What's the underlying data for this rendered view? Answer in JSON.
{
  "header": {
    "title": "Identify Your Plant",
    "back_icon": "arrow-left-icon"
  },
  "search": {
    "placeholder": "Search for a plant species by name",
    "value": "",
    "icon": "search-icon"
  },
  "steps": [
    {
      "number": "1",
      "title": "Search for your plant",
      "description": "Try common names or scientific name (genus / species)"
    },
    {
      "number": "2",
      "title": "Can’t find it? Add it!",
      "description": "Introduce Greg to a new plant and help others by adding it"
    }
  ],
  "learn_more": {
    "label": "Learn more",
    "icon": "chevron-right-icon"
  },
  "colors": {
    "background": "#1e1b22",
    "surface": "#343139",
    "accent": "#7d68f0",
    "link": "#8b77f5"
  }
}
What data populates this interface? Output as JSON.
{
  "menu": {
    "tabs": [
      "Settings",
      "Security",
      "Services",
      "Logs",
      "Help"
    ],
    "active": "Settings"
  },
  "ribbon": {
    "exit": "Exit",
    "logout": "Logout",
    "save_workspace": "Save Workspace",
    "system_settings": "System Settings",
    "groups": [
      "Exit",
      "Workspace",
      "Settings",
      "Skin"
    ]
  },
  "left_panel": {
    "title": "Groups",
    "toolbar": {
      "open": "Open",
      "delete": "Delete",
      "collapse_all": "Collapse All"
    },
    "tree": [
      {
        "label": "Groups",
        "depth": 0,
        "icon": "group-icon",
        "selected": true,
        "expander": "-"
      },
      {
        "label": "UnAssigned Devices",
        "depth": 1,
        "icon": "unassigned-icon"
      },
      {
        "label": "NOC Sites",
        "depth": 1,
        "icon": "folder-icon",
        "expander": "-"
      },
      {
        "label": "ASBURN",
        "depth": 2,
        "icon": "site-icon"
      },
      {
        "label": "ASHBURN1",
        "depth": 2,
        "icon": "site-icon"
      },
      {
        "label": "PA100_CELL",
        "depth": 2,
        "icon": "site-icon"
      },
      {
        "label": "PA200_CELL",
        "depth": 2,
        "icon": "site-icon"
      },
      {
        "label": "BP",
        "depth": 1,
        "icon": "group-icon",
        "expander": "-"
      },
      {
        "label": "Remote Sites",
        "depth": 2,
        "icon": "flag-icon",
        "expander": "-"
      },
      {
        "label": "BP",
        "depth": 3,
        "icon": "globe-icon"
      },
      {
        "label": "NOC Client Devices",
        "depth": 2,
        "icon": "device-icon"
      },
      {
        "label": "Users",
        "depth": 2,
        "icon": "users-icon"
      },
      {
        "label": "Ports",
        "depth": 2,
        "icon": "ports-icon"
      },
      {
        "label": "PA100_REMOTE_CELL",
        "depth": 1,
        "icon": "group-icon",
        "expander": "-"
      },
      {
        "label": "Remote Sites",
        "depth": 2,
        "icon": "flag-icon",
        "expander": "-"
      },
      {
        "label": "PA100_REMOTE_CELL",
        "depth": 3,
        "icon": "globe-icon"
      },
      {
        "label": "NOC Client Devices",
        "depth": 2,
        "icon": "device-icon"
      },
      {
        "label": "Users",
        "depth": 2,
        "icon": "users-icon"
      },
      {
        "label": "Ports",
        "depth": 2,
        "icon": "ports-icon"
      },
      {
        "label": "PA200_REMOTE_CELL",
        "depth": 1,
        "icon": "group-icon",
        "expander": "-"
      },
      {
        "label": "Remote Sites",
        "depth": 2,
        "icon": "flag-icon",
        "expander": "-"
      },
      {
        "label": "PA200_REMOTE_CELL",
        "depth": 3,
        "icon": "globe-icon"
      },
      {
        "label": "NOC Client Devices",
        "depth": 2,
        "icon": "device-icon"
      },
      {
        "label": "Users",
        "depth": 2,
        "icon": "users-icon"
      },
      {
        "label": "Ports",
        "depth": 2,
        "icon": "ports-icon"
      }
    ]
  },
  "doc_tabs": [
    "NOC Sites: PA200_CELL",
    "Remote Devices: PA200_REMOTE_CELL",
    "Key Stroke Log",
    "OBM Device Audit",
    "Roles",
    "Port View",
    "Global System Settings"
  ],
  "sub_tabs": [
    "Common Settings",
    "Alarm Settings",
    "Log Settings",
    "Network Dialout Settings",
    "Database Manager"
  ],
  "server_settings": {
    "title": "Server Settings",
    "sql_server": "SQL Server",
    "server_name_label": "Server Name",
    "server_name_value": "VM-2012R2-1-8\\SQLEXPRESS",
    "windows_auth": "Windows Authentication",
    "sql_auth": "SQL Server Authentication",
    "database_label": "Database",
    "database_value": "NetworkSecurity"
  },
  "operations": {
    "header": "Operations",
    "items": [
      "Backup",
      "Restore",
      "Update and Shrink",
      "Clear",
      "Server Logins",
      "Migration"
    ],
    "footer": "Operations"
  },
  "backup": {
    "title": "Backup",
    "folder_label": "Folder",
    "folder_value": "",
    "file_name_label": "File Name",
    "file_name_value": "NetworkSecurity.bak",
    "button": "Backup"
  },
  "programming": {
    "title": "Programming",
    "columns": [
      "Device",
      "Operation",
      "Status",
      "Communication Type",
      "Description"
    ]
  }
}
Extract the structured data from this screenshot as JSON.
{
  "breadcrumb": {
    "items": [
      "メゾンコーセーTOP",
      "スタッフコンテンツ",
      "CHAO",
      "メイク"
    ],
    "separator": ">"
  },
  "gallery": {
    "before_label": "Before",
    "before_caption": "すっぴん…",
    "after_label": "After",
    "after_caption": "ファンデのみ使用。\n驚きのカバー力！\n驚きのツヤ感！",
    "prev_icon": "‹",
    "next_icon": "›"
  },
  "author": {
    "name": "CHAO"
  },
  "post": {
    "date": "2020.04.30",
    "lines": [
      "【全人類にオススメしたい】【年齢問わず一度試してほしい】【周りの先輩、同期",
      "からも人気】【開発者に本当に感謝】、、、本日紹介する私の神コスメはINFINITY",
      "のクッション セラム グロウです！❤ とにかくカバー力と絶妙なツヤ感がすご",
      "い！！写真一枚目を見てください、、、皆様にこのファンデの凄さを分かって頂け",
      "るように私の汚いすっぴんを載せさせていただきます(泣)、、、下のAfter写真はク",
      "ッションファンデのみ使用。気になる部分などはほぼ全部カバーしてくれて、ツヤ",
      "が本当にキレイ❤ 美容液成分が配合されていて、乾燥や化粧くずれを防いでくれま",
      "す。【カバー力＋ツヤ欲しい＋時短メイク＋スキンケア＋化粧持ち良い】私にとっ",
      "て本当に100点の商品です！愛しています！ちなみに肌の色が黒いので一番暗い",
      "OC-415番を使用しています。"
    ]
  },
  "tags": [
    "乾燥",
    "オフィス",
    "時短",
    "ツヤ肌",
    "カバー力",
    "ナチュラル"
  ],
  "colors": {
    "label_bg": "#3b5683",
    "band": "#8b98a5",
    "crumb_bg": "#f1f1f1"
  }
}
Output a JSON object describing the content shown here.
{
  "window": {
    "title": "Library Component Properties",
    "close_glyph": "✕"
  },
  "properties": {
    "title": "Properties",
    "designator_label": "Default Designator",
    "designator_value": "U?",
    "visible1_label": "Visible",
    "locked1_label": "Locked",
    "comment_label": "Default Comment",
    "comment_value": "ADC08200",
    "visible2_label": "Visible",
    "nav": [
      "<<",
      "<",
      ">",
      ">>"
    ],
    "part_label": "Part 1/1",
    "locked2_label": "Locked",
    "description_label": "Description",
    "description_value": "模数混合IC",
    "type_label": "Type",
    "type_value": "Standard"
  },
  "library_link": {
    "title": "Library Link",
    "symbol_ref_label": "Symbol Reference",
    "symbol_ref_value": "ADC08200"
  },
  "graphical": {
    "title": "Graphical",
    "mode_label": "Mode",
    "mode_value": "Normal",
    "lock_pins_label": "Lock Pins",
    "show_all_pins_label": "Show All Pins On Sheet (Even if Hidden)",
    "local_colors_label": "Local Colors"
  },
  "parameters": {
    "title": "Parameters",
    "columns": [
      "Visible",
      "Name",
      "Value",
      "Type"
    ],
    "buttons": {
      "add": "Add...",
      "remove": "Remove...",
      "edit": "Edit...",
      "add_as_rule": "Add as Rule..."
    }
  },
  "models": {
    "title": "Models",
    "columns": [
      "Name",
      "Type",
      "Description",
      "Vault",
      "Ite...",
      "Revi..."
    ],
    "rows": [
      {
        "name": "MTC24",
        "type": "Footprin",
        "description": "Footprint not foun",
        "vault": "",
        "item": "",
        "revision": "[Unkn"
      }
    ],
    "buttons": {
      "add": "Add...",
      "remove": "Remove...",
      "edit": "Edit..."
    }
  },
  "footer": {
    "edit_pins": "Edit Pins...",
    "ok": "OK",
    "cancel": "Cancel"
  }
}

What to work on:
Track down every line with the word "species" and copy it.

Output for this exercise:
    "placeholder": "Search for a plant species by name",
      "description": "Try common names or scientific name (genus / species)"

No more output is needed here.